REQUIRED TASK
Lines containing the string "velocità" are to be collected in full.

RECORDS
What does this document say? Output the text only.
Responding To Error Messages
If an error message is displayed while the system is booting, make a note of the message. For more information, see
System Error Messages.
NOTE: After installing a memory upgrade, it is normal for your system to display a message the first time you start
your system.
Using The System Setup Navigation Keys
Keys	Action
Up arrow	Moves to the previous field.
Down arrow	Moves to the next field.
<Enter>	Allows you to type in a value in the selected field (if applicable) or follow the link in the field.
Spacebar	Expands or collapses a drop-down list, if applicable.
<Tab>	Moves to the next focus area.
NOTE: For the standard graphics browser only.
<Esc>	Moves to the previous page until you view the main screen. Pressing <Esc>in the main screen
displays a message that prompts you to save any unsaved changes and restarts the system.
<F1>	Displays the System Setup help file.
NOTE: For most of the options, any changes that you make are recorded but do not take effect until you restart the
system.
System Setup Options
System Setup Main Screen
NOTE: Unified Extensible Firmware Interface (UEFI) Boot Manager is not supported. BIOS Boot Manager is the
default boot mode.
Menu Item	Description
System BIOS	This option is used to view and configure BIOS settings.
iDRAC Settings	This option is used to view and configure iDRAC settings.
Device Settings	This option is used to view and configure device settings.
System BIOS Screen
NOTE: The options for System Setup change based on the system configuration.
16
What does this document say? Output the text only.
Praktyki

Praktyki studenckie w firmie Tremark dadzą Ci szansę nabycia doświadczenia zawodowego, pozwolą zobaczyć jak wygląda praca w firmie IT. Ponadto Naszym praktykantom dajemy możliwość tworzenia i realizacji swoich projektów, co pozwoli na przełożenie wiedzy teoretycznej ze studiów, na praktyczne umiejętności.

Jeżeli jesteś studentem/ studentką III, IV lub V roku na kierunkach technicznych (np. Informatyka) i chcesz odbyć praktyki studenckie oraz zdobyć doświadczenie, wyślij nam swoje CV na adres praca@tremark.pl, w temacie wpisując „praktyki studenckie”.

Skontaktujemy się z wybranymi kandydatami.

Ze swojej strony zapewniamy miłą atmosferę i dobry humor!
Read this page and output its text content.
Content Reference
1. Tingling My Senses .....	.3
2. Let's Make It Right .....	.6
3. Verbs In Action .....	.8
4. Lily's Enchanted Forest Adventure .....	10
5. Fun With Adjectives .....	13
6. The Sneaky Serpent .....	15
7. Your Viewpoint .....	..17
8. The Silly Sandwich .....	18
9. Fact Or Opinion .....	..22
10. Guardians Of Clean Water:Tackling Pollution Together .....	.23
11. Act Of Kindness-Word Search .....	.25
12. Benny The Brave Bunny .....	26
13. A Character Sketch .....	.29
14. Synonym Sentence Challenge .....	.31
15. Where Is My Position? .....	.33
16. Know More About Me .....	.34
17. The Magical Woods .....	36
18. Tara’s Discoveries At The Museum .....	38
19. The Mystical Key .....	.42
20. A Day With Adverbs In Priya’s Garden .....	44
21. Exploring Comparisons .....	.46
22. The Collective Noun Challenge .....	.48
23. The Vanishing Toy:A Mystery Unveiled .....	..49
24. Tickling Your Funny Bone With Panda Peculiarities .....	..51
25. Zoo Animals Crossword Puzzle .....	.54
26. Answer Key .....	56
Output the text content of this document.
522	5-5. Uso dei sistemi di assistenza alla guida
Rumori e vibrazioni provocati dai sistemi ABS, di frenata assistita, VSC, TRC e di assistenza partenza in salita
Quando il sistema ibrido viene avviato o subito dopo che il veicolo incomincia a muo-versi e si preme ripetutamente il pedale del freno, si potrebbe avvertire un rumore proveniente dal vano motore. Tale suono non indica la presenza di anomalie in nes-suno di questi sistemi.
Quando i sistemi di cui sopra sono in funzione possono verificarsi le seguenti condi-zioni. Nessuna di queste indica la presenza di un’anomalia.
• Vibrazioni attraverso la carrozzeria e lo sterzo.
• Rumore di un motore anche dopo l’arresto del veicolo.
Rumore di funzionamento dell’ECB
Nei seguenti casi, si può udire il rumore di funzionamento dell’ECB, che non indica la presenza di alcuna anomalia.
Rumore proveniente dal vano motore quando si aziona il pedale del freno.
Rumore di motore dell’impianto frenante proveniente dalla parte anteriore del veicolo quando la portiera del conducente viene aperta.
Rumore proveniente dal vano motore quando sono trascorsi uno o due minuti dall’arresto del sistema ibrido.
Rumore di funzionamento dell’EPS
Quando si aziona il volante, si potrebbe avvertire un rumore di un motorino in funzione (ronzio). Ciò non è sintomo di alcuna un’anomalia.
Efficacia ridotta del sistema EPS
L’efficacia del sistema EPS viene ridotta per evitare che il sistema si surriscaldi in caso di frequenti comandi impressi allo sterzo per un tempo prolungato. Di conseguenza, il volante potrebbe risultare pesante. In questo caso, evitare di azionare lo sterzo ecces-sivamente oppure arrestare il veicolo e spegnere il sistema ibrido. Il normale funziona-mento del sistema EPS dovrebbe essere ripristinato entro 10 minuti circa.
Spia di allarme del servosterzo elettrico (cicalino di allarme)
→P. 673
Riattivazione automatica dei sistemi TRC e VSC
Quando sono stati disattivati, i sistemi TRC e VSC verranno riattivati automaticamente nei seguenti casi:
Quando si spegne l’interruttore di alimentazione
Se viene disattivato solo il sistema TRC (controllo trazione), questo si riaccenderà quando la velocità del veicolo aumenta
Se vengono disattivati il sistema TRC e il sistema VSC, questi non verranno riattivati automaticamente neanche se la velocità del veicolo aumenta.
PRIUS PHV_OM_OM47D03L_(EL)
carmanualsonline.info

RESULT
Se viene disattivato solo il sistema TRC (controllo trazione), questo si riaccenderà quando la velocità del veicolo aumenta
Se vengono disattivati il sistema TRC e il sistema VSC, questi non verranno riattivati automaticamente neanche se la velocità del veicolo aumenta.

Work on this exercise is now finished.